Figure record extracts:
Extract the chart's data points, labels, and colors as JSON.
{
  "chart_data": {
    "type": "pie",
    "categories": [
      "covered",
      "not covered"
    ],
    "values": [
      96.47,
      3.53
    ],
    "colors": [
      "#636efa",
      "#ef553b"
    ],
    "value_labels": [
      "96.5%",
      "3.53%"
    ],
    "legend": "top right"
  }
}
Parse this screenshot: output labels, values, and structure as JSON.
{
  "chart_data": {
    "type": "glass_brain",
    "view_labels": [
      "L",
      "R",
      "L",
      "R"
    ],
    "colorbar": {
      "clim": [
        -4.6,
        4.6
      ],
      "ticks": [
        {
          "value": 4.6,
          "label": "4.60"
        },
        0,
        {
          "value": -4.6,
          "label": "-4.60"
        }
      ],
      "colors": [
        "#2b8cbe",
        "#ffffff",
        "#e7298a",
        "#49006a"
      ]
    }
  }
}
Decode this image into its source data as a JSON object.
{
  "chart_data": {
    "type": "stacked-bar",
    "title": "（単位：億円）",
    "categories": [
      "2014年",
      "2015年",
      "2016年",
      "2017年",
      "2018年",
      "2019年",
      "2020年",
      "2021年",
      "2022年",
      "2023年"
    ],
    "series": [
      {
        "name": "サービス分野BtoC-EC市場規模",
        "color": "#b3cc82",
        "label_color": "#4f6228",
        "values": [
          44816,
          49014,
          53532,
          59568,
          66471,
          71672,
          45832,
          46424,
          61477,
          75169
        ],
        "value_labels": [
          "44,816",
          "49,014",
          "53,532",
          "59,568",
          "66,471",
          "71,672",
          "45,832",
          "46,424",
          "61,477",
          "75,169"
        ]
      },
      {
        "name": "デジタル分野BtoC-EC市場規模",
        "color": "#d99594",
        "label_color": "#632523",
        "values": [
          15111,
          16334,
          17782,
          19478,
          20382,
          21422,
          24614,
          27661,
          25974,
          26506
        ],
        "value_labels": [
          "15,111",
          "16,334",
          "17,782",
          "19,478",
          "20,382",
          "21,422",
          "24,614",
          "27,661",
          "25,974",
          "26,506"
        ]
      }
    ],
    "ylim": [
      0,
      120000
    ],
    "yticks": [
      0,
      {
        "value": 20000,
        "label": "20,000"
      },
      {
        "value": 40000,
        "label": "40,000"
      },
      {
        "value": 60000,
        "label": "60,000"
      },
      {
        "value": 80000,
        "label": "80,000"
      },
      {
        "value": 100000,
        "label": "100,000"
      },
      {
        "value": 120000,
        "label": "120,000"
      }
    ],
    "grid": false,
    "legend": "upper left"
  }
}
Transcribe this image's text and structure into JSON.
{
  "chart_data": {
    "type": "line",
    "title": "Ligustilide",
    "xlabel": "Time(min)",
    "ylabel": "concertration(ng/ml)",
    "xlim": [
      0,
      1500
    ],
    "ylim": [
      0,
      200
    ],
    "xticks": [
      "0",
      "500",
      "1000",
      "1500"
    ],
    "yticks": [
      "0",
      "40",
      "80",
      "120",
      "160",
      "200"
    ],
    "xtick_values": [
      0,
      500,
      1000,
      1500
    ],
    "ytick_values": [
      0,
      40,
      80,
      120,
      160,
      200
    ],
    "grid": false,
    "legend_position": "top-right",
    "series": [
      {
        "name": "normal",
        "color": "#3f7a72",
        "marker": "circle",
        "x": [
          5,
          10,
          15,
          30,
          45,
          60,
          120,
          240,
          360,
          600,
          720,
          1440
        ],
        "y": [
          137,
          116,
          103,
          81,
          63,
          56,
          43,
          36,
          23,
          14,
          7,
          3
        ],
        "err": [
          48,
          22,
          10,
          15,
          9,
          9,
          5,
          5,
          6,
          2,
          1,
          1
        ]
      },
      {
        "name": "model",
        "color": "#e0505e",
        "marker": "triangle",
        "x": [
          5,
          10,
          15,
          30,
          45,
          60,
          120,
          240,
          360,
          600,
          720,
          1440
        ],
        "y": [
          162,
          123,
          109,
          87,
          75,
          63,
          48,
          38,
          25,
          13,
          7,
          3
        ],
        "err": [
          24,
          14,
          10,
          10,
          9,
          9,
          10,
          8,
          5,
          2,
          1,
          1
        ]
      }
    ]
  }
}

- REQUIREMENT:
Restate each of the entries above verbatim.

- PROBLEM SOLUTION:
Extract the chart's data points, labels, and colors as JSON.
{
  "chart_data": {
    "type": "pie",
    "categories": [
      "covered",
      "not covered"
    ],
    "values": [
      96.47,
      3.53
    ],
    "colors": [
      "#636efa",
      "#ef553b"
    ],
    "value_labels": [
      "96.5%",
      "3.53%"
    ],
    "legend": "top right"
  }
}
Parse this screenshot: output labels, values, and structure as JSON.
{
  "chart_data": {
    "type": "glass_brain",
    "view_labels": [
      "L",
      "R",
      "L",
      "R"
    ],
    "colorbar": {
      "clim": [
        -4.6,
        4.6
      ],
      "ticks": [
        {
          "value": 4.6,
          "label": "4.60"
        },
        0,
        {
          "value": -4.6,
          "label": "-4.60"
        }
      ],
      "colors": [
        "#2b8cbe",
        "#ffffff",
        "#e7298a",
        "#49006a"
      ]
    }
  }
}
Decode this image into its source data as a JSON object.
{
  "chart_data": {
    "type": "stacked-bar",
    "title": "（単位：億円）",
    "categories": [
      "2014年",
      "2015年",
      "2016年",
      "2017年",
      "2018年",
      "2019年",
      "2020年",
      "2021年",
      "2022年",
      "2023年"
    ],
    "series": [
      {
        "name": "サービス分野BtoC-EC市場規模",
        "color": "#b3cc82",
        "label_color": "#4f6228",
        "values": [
          44816,
          49014,
          53532,
          59568,
          66471,
          71672,
          45832,
          46424,
          61477,
          75169
        ],
        "value_labels": [
          "44,816",
          "49,014",
          "53,532",
          "59,568",
          "66,471",
          "71,672",
          "45,832",
          "46,424",
          "61,477",
          "75,169"
        ]
      },
      {
        "name": "デジタル分野BtoC-EC市場規模",
        "color": "#d99594",
        "label_color": "#632523",
        "values": [
          15111,
          16334,
          17782,
          19478,
          20382,
          21422,
          24614,
          27661,
          25974,
          26506
        ],
        "value_labels": [
          "15,111",
          "16,334",
          "17,782",
          "19,478",
          "20,382",
          "21,422",
          "24,614",
          "27,661",
          "25,974",
          "26,506"
        ]
      }
    ],
    "ylim": [
      0,
      120000
    ],
    "yticks": [
      0,
      {
        "value": 20000,
        "label": "20,000"
      },
      {
        "value": 40000,
        "label": "40,000"
      },
      {
        "value": 60000,
        "label": "60,000"
      },
      {
        "value": 80000,
        "label": "80,000"
      },
      {
        "value": 100000,
        "label": "100,000"
      },
      {
        "value": 120000,
        "label": "120,000"
      }
    ],
    "grid": false,
    "legend": "upper left"
  }
}
Transcribe this image's text and structure into JSON.
{
  "chart_data": {
    "type": "line",
    "title": "Ligustilide",
    "xlabel": "Time(min)",
    "ylabel": "concertration(ng/ml)",
    "xlim": [
      0,
      1500
    ],
    "ylim": [
      0,
      200
    ],
    "xticks": [
      "0",
      "500",
      "1000",
      "1500"
    ],
    "yticks": [
      "0",
      "40",
      "80",
      "120",
      "160",
      "200"
    ],
    "xtick_values": [
      0,
      500,
      1000,
      1500
    ],
    "ytick_values": [
      0,
      40,
      80,
      120,
      160,
      200
    ],
    "grid": false,
    "legend_position": "top-right",
    "series": [
      {
        "name": "normal",
        "color": "#3f7a72",
        "marker": "circle",
        "x": [
          5,
          10,
          15,
          30,
          45,
          60,
          120,
          240,
          360,
          600,
          720,
          1440
        ],
        "y": [
          137,
          116,
          103,
          81,
          63,
          56,
          43,
          36,
          23,
          14,
          7,
          3
        ],
        "err": [
          48,
          22,
          10,
          15,
          9,
          9,
          5,
          5,
          6,
          2,
          1,
          1
        ]
      },
      {
        "name": "model",
        "color": "#e0505e",
        "marker": "triangle",
        "x": [
          5,
          10,
          15,
          30,
          45,
          60,
          120,
          240,
          360,
          600,
          720,
          1440
        ],
        "y": [
          162,
          123,
          109,
          87,
          75,
          63,
          48,
          38,
          25,
          13,
          7,
          3
        ],
        "err": [
          24,
          14,
          10,
          10,
          9,
          9,
          10,
          8,
          5,
          2,
          1,
          1
        ]
      }
    ]
  }
}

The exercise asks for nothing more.